(Extracted records)
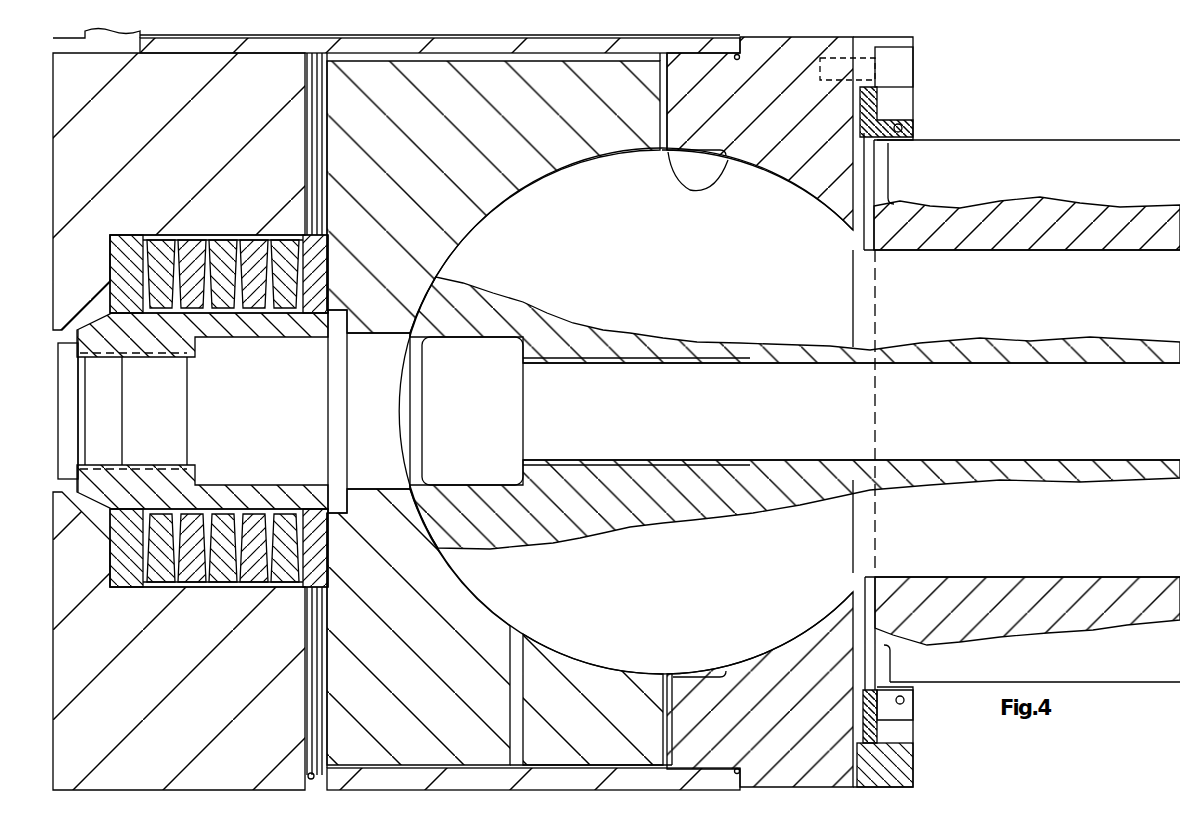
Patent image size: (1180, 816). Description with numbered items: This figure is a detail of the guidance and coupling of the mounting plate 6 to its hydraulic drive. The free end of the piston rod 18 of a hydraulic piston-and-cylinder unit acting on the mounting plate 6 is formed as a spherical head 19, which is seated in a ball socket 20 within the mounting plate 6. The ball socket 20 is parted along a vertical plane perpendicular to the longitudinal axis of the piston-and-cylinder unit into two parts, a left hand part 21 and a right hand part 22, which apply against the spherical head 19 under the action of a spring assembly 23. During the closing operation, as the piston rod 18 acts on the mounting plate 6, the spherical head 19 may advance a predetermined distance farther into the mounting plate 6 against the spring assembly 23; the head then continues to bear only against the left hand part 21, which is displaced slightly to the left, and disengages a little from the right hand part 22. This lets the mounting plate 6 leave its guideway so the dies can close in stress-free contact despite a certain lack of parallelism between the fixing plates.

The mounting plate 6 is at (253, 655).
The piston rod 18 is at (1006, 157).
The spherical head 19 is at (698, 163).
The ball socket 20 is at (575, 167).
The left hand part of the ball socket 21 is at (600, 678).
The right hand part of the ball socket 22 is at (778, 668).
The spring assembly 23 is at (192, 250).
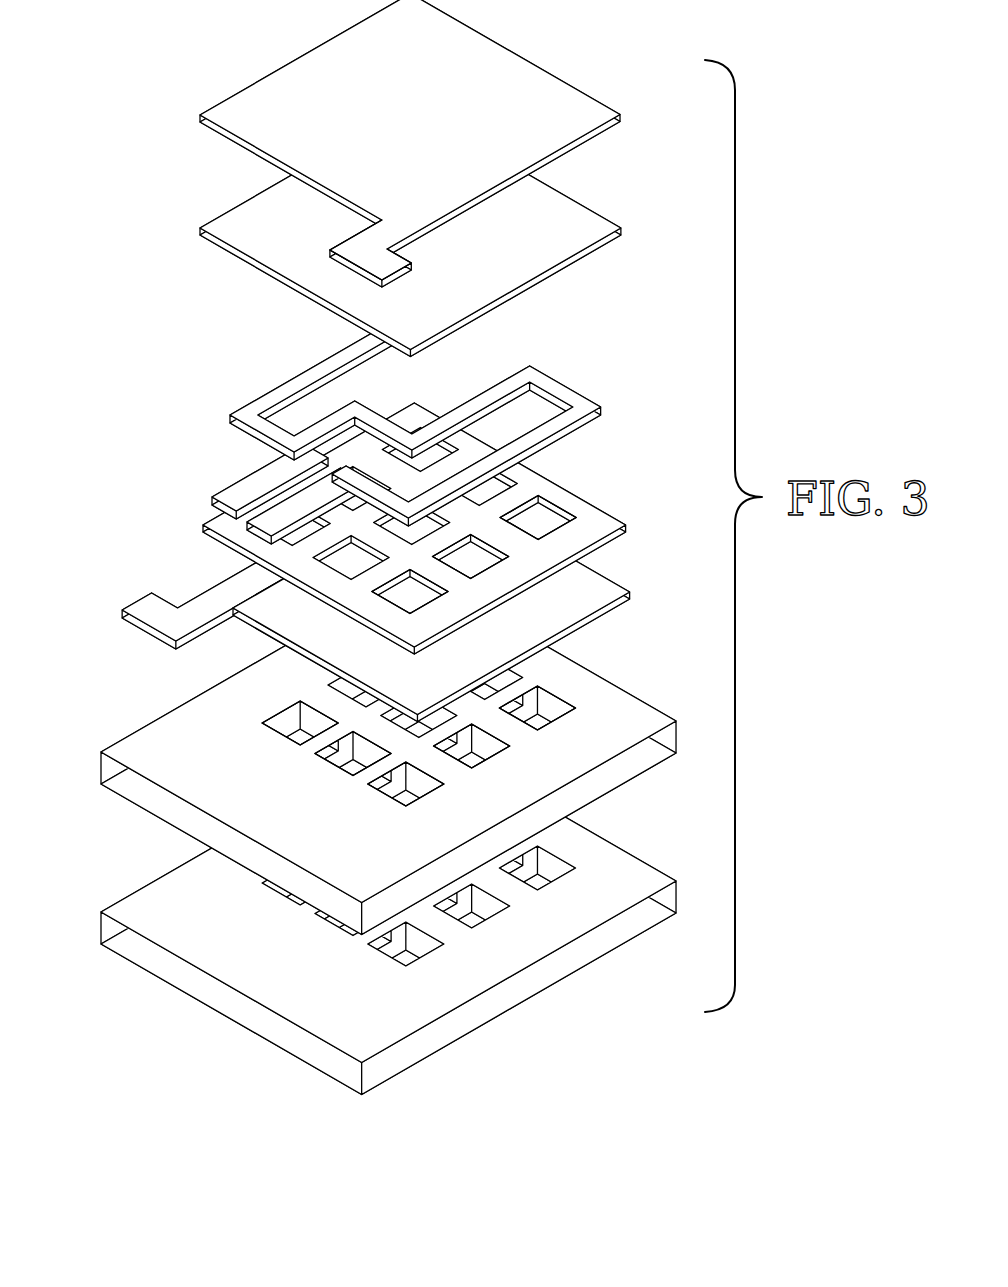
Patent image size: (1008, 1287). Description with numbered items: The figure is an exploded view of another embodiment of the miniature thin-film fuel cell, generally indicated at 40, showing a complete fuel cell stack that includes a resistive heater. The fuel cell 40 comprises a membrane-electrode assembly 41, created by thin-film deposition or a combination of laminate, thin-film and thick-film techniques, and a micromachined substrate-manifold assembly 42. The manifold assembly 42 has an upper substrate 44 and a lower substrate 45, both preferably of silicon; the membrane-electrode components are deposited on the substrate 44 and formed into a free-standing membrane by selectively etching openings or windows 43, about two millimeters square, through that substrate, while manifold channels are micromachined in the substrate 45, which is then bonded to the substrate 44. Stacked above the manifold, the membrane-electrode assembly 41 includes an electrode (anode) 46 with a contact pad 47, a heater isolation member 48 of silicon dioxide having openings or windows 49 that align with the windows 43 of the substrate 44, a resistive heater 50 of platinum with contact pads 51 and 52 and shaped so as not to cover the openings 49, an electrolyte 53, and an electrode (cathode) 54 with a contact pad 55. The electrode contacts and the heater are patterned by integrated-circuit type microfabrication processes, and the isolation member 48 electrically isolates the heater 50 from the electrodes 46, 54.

[Requirements]:
Return all the lines of every item above word for word, leaving out the pictures.

[Task response]:
Patent image size: (1180, 816). Description with numbered items: This figure is a detail of the guidance and coupling of the mounting plate 6 to its hydraulic drive. The free end of the piston rod 18 of a hydraulic piston-and-cylinder unit acting on the mounting plate 6 is formed as a spherical head 19, which is seated in a ball socket 20 within the mounting plate 6. The ball socket 20 is parted along a vertical plane perpendicular to the longitudinal axis of the piston-and-cylinder unit into two parts, a left hand part 21 and a right hand part 22, which apply against the spherical head 19 under the action of a spring assembly 23. During the closing operation, as the piston rod 18 acts on the mounting plate 6, the spherical head 19 may advance a predetermined distance farther into the mounting plate 6 against the spring assembly 23; the head then continues to bear only against the left hand part 21, which is displaced slightly to the left, and disengages a little from the right hand part 22. This lets the mounting plate 6 leave its guideway so the dies can close in stress-free contact despite a certain lack of parallelism between the fixing plates.

The mounting plate 6 is at (253, 655).
The piston rod 18 is at (1006, 157).
The spherical head 19 is at (698, 163).
The ball socket 20 is at (575, 167).
The left hand part of the ball socket 21 is at (600, 678).
The right hand part of the ball socket 22 is at (778, 668).
The spring assembly 23 is at (192, 250).
Patent image size: (1008, 1287). Description with numbered items: The figure is an exploded view of another embodiment of the miniature thin-film fuel cell, generally indicated at 40, showing a complete fuel cell stack that includes a resistive heater. The fuel cell 40 comprises a membrane-electrode assembly 41, created by thin-film deposition or a combination of laminate, thin-film and thick-film techniques, and a micromachined substrate-manifold assembly 42. The manifold assembly 42 has an upper substrate 44 and a lower substrate 45, both preferably of silicon; the membrane-electrode components are deposited on the substrate 44 and formed into a free-standing membrane by selectively etching openings or windows 43, about two millimeters square, through that substrate, while manifold channels are micromachined in the substrate 45, which is then bonded to the substrate 44. Stacked above the manifold, the membrane-electrode assembly 41 includes an electrode (anode) 46 with a contact pad 47, a heater isolation member 48 of silicon dioxide having openings or windows 49 that align with the windows 43 of the substrate 44, a resistive heater 50 of platinum with contact pads 51 and 52 and shaped so as not to cover the openings 49, an electrolyte 53, and an electrode (cathode) 54 with a contact pad 55. The electrode contacts and the heater are patterned by integrated-circuit type microfabrication processes, and the isolation member 48 electrically isolates the heater 50 from the electrodes 46, 54.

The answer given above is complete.